* _課題_:
(A) ワイナポトシ登頂の記事で、筆者はデジカメのバッテリーを寒さから守るために何をしたか。
(B) ワイナポトシ登頂の記事から、「ワイナポトシはコンドリリ山群」から「思わず「トップガン」のテーマが頭の中に浮かぶ。」までの部分を書き写せ。

* _本文抜粋_:
KU Outdoor Life

アウトドアおやじの日常冒険生活

2016ボリビアの旅 #13-ワイナポトシ登頂

2016年08月02日 | 海外
Day13 2016.8.2
起床0:30-朝食1:00-HC(5.100m)1:30-頂上6:00~20-HC8:30~9:00-BC10:20-ラパス
 
 結局、昨夜はほとんど眠れなかった。
 朝食のテーブルについたカワレツ夫妻に聞いてみると、同様とのこと。
 やはり皆、高山病というよりそれなりの緊張で寝付けなかったようだ。
 
 睡眠不足だが、幸い頭痛や倦怠感、気分の悪さといった高山病の症状は無い。
 ガイドのエドに「気分は?」と聞かれたので「Not sleep, but fine.」と答えておいた。
 
 ワイナポトシはコンドリリ山群より高さもあり寒いというので、今日はありったけのウェアを着込んで行く。
 デジカメのバッテリーも冷えると消耗が激しいので、今日はウェア内側のポケットにホッカイロを貼り、寒さからガードするようにした。
 またチューブ式のビニール水筒は凍ってしまって役に立たないので、テルモスとペットボトルにHotポカリを用意する。
 
 簡単な朝食を済ませ、各パーティー順次スタート。
 自分も用意ができたので、アレックスに声を掛ける。
 
 「Alex. I go !」
 「Ok. See you summit !」
 「Yeah!」
 パーン!とハイタッチを交わす。
 おぉ、なんかカッコよくないか。外国人って、こういう時のノリの良さというか、テンションの上げ方がさりげなく上手い。
 思わず「トップガン」のテーマが頭の中に浮かぶ。
 
 ヘッデンを点け、まずは小屋の先にある岩場を200mほど上がる。
 その先からはいよいよ本格的な雪と氷の世界となり、ここでアイゼンを着けロープを結ぶ。
 P・アルパマヨの時もそうだったが、ここでも私とエドの組が一番先に準備を済ます。
 日本の山屋はこういうのはチャッチャと済ませろと教え込まれるからね。

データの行
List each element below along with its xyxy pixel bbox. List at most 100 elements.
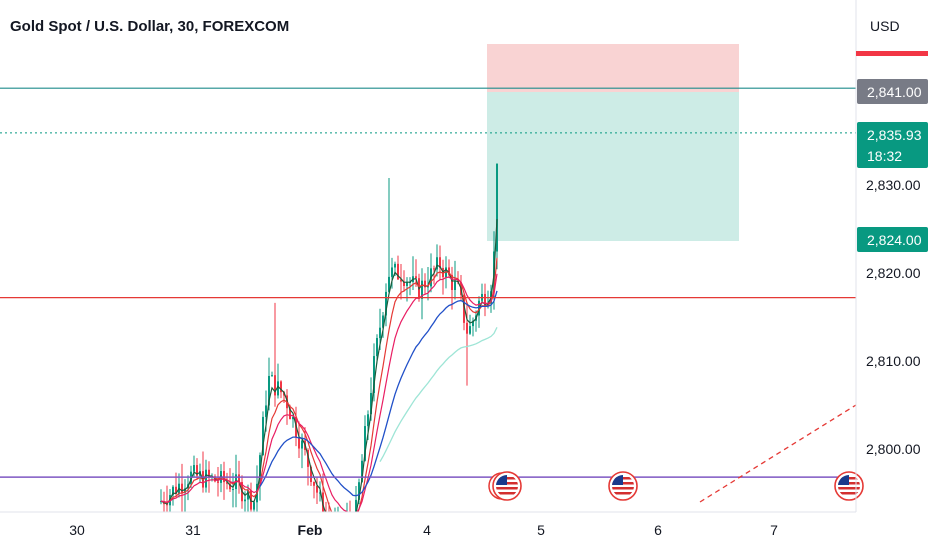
y-tick-label-3: 2,830.00 [866, 177, 921, 193]
ema-fast-line [160, 219, 498, 512]
candle-body [496, 163, 498, 252]
candle-body [466, 322, 468, 334]
ema-blue-line [259, 290, 498, 497]
candle-body [406, 282, 408, 286]
candle-body [277, 381, 279, 396]
currency-underline [856, 51, 928, 56]
price-badge-bg-2 [857, 227, 928, 252]
x-tick-label-4: 5 [537, 522, 545, 538]
candle-body [427, 286, 429, 288]
ema-pink-line [160, 273, 498, 512]
candle-body [364, 426, 366, 461]
candle-body [340, 520, 342, 530]
countdown-timer: 18:32 [867, 148, 902, 164]
take-profit-zone[interactable] [487, 92, 739, 241]
candle-body [385, 291, 387, 316]
candle-body [451, 274, 453, 291]
candle-body [358, 482, 360, 500]
time-axis[interactable]: 30 31 Feb 4 5 6 7 [69, 522, 778, 538]
candle-body [337, 520, 339, 527]
candle-body [193, 465, 195, 472]
us-flag-icon[interactable] [834, 471, 864, 501]
candle-body [436, 257, 438, 270]
candle-body [346, 519, 348, 526]
candle-body [172, 486, 174, 496]
x-tick-label-5: 6 [654, 522, 662, 538]
candle-body [334, 527, 336, 538]
candle-body [310, 466, 312, 483]
event-markers[interactable] [488, 471, 864, 501]
price-axis[interactable]: 2,800.00 2,810.00 2,820.00 2,830.00 [866, 177, 921, 457]
candle-body [232, 489, 234, 491]
candle-body [331, 534, 333, 537]
ema-red-line [160, 257, 498, 512]
y-tick-label-0: 2,800.00 [866, 441, 921, 457]
candle-body [217, 481, 219, 483]
x-tick-label-6: 7 [770, 522, 778, 538]
currency-label[interactable]: USD [870, 18, 900, 34]
candle-body [415, 276, 417, 279]
trend-projection-line[interactable] [699, 404, 857, 503]
candle-body [298, 437, 300, 449]
ema-cyan-line [379, 327, 498, 463]
candle-body [403, 281, 405, 286]
candle-body [454, 280, 456, 291]
candle-body [307, 449, 309, 467]
candle-body [205, 469, 207, 488]
candle-body [343, 526, 345, 531]
candle-body [376, 338, 378, 357]
price-badges: 2,841.00 2,835.93 18:32 2,824.00 [857, 79, 928, 252]
candle-body [391, 267, 393, 277]
price-badge-bg-0 [857, 79, 928, 104]
candle-body [325, 521, 327, 523]
candle-body [421, 280, 423, 299]
candle-body [181, 483, 183, 493]
moving-averages [160, 219, 498, 512]
candle-body [373, 356, 375, 393]
candle-body [226, 482, 228, 484]
candle-body [208, 469, 210, 477]
candle-body [439, 257, 441, 268]
candle-body [274, 375, 276, 396]
x-tick-label-2: Feb [298, 522, 323, 538]
candle-body [175, 486, 177, 494]
candle-body [238, 474, 240, 483]
candle-body [361, 460, 363, 483]
x-tick-label-1: 31 [185, 522, 201, 538]
candle-body [397, 263, 399, 280]
candle-body [469, 326, 471, 334]
x-tick-label-3: 4 [423, 522, 431, 538]
candle-body [349, 519, 351, 524]
candle-body [313, 482, 315, 486]
y-tick-label-2: 2,820.00 [866, 265, 921, 281]
candle-body [268, 375, 270, 406]
candle-body [196, 465, 198, 476]
price-badge-2: 2,824.00 [867, 232, 922, 248]
candle-body [253, 502, 255, 510]
candle-body [433, 268, 435, 270]
price-badge-bg-1 [857, 122, 928, 168]
candle-body [400, 279, 402, 282]
candle-body [379, 327, 381, 339]
candle-body [271, 375, 273, 377]
candle-body [262, 416, 264, 456]
x-tick-label-0: 30 [69, 522, 85, 538]
candle-body [367, 414, 369, 427]
y-tick-label-1: 2,810.00 [866, 353, 921, 369]
candle-body [316, 485, 318, 493]
candle-body [394, 263, 396, 268]
candle-body [229, 483, 231, 490]
candle-body [247, 490, 249, 500]
candle-body [388, 276, 390, 292]
candle-body [166, 504, 168, 506]
stop-loss-zone[interactable] [487, 44, 739, 92]
candle-body [448, 267, 450, 275]
us-flag-icon[interactable] [488, 471, 522, 501]
candle-body [244, 499, 246, 502]
candle-body [382, 315, 384, 328]
candle-body [472, 320, 474, 327]
us-flag-icon[interactable] [608, 471, 638, 501]
candle-body [328, 523, 330, 534]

* _想定される回答_:
(A) ウェア内側のポケットにホッカイロを貼った。

(B)
ワイナポトシはコンドリリ山群より高さもあり寒いというので、今日はありったけのウェアを着込んで行く。
 デジカメのバッテリーも冷えると消耗が激しいので、今日はウェア内側のポケットにホッカイロを貼り、寒さからガードするようにした。
 またチューブ式のビニール水筒は凍ってしまって役に立たないので、テルモスとペットボトルにHotポカリを用意する。
 
 簡単な朝食を済ませ、各パーティー順次スタート。
 自分も用意ができたので、アレックスに声を掛ける。
 
 「Alex. I go !」
 「Ok. See you summit !」
 「Yeah!」
 パーン!とハイタッチを交わす。
 おぉ、なんかカッコよくないか。外国人って、こういう時のノリの良さというか、テンションの上げ方がさりげなく上手い。
 思わず「トップガン」のテーマが頭の中に浮かぶ。